### DATA SUPPLIED
#####
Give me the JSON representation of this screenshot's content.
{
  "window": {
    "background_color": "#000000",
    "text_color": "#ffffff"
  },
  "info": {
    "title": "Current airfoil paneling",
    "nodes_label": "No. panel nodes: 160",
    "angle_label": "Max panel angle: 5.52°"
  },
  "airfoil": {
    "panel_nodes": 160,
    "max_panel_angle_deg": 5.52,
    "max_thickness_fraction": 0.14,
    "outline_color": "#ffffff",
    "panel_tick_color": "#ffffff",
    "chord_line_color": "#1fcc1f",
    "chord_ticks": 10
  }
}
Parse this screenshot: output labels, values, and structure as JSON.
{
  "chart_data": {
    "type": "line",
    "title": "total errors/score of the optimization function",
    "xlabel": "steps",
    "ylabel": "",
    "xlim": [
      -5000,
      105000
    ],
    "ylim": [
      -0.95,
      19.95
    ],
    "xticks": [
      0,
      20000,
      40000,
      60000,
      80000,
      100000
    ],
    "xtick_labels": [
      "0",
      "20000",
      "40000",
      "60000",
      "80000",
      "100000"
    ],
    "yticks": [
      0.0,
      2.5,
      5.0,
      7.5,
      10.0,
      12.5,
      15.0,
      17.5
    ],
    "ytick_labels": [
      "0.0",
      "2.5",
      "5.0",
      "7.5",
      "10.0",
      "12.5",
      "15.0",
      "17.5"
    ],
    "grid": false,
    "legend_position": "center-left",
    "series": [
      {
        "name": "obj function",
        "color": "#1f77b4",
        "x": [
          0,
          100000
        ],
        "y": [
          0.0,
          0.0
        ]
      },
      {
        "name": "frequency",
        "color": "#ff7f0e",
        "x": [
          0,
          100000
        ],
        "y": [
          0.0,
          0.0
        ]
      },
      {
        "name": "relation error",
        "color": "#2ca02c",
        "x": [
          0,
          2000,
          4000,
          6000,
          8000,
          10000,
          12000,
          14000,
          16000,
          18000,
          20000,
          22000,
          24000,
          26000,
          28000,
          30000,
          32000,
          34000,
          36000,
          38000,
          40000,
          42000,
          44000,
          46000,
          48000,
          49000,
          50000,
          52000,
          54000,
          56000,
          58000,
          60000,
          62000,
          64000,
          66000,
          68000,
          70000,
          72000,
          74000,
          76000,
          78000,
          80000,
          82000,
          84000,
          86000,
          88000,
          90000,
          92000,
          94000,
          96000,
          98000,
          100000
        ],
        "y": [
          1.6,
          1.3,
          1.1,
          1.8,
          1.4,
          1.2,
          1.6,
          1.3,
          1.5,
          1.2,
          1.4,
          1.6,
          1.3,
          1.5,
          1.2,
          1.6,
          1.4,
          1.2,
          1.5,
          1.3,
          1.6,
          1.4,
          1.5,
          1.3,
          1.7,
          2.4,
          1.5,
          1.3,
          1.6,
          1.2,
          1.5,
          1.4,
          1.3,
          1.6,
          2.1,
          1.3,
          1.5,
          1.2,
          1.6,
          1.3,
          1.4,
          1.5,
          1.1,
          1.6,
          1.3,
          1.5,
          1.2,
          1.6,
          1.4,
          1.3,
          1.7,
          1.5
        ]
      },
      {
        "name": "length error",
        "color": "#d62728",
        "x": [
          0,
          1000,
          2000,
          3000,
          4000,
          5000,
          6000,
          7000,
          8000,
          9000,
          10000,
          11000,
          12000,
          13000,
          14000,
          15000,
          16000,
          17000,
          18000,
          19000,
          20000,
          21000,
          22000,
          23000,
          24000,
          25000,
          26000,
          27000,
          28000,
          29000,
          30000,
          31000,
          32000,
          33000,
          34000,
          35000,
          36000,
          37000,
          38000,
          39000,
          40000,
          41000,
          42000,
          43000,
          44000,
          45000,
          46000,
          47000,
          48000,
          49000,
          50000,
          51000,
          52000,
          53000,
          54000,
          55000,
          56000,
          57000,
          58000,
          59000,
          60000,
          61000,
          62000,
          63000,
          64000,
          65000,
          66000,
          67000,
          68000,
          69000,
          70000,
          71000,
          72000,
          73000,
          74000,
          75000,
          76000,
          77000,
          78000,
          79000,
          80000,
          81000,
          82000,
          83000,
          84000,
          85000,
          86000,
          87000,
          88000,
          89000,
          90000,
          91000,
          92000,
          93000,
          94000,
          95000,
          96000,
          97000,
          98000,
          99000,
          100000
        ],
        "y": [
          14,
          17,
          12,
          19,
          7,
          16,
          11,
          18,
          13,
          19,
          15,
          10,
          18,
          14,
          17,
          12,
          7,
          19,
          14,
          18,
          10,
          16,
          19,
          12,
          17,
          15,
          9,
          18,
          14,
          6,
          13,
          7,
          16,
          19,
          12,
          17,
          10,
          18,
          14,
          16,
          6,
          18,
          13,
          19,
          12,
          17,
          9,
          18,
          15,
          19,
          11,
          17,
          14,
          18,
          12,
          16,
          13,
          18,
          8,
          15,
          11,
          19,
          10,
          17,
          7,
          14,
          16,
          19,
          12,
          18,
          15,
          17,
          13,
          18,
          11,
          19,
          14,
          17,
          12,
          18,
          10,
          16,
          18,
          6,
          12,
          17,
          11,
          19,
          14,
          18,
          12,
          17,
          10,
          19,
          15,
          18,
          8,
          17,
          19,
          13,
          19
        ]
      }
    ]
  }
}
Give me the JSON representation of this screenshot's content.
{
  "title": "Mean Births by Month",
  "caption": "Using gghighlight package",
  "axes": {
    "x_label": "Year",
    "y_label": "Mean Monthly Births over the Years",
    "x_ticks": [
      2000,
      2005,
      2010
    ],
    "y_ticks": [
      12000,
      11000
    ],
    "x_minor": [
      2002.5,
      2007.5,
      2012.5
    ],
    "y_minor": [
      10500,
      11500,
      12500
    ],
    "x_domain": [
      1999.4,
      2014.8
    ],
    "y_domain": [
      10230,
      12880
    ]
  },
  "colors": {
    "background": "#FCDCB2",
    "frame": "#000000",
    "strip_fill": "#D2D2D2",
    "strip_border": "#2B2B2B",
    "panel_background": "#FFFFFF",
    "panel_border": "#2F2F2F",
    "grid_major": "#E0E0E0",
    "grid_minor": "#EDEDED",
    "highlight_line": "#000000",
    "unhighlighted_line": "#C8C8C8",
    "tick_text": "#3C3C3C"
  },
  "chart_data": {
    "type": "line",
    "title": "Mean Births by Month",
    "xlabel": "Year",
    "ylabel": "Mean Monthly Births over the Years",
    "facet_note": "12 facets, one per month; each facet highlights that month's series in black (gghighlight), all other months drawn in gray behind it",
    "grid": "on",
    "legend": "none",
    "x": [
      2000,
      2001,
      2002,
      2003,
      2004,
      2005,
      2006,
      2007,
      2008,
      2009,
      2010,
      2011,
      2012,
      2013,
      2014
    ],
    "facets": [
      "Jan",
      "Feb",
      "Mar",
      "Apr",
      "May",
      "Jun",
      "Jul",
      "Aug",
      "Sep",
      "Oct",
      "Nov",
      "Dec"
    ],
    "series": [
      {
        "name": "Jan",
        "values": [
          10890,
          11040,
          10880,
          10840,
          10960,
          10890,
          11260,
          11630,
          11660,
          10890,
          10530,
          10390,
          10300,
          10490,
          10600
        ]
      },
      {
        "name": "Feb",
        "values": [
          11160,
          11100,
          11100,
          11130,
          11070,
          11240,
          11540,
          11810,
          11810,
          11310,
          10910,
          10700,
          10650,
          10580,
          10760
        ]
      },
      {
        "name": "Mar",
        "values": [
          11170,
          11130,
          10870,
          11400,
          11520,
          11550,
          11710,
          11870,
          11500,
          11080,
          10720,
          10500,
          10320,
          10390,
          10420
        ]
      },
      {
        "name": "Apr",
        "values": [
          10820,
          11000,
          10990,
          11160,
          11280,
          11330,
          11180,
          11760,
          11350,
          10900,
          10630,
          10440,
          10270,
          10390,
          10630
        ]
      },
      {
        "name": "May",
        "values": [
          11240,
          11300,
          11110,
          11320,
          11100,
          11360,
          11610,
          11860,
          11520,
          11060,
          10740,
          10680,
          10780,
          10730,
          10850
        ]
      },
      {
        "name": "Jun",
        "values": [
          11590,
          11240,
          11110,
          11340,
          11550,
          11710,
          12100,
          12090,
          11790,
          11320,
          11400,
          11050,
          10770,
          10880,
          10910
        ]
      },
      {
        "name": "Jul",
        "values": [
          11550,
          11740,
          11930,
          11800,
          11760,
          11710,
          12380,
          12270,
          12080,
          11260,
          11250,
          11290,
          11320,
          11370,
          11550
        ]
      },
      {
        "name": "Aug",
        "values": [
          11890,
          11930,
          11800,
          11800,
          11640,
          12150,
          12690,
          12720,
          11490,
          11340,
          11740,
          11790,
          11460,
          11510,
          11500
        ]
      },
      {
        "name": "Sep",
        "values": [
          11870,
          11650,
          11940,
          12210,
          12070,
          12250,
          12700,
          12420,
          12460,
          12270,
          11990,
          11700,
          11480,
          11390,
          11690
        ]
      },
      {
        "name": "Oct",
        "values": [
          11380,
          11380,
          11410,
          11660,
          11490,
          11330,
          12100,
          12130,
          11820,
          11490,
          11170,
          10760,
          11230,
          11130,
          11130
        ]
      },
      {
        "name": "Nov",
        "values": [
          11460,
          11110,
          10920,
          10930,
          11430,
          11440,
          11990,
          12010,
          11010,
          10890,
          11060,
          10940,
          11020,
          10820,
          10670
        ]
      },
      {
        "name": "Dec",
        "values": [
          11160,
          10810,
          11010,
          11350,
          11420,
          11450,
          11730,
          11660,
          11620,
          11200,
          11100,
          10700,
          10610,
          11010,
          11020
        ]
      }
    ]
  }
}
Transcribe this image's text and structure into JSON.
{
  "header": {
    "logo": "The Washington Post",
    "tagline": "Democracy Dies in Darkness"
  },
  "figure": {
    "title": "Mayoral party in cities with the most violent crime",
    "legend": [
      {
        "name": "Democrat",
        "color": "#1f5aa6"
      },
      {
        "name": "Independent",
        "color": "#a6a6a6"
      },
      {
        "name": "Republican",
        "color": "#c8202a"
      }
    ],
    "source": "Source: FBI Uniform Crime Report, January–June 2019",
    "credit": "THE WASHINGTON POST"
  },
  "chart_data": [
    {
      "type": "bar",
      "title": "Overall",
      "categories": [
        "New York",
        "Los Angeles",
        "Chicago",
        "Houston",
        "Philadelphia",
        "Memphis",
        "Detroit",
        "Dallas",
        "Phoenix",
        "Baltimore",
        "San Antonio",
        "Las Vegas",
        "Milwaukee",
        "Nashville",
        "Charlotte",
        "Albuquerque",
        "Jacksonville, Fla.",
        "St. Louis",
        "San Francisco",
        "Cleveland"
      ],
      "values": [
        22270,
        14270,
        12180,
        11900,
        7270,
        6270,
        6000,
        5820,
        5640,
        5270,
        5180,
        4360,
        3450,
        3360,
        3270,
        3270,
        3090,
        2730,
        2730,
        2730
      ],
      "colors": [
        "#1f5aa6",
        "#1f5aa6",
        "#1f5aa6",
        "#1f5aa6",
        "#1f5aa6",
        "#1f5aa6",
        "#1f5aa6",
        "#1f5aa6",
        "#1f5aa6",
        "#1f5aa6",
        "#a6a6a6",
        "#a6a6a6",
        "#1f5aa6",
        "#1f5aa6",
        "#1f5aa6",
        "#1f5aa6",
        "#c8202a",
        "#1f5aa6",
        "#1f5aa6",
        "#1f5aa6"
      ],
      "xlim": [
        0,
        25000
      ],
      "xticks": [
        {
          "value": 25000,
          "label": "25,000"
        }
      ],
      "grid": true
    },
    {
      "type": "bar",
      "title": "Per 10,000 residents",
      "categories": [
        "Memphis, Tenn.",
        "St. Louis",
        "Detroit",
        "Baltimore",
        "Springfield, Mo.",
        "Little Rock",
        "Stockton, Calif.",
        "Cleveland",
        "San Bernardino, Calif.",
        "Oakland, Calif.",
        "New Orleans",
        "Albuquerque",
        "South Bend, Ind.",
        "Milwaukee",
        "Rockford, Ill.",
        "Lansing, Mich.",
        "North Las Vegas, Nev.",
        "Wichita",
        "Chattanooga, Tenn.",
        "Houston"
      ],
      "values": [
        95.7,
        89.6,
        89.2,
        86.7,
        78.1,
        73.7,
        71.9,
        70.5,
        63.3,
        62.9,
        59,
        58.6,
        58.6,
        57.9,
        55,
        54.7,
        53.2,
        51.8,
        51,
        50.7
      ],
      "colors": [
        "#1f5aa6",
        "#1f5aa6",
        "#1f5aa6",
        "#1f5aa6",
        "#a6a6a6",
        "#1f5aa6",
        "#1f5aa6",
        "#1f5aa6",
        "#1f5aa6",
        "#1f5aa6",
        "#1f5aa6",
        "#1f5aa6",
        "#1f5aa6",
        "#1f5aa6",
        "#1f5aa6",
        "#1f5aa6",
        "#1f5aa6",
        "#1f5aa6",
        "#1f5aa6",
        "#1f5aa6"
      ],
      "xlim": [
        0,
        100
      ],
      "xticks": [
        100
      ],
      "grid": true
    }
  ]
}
#####
### TASK OBJECTIVE
Reply with one number: the count of lines in the entries that include the word "Monthly".

### THE REPLY
2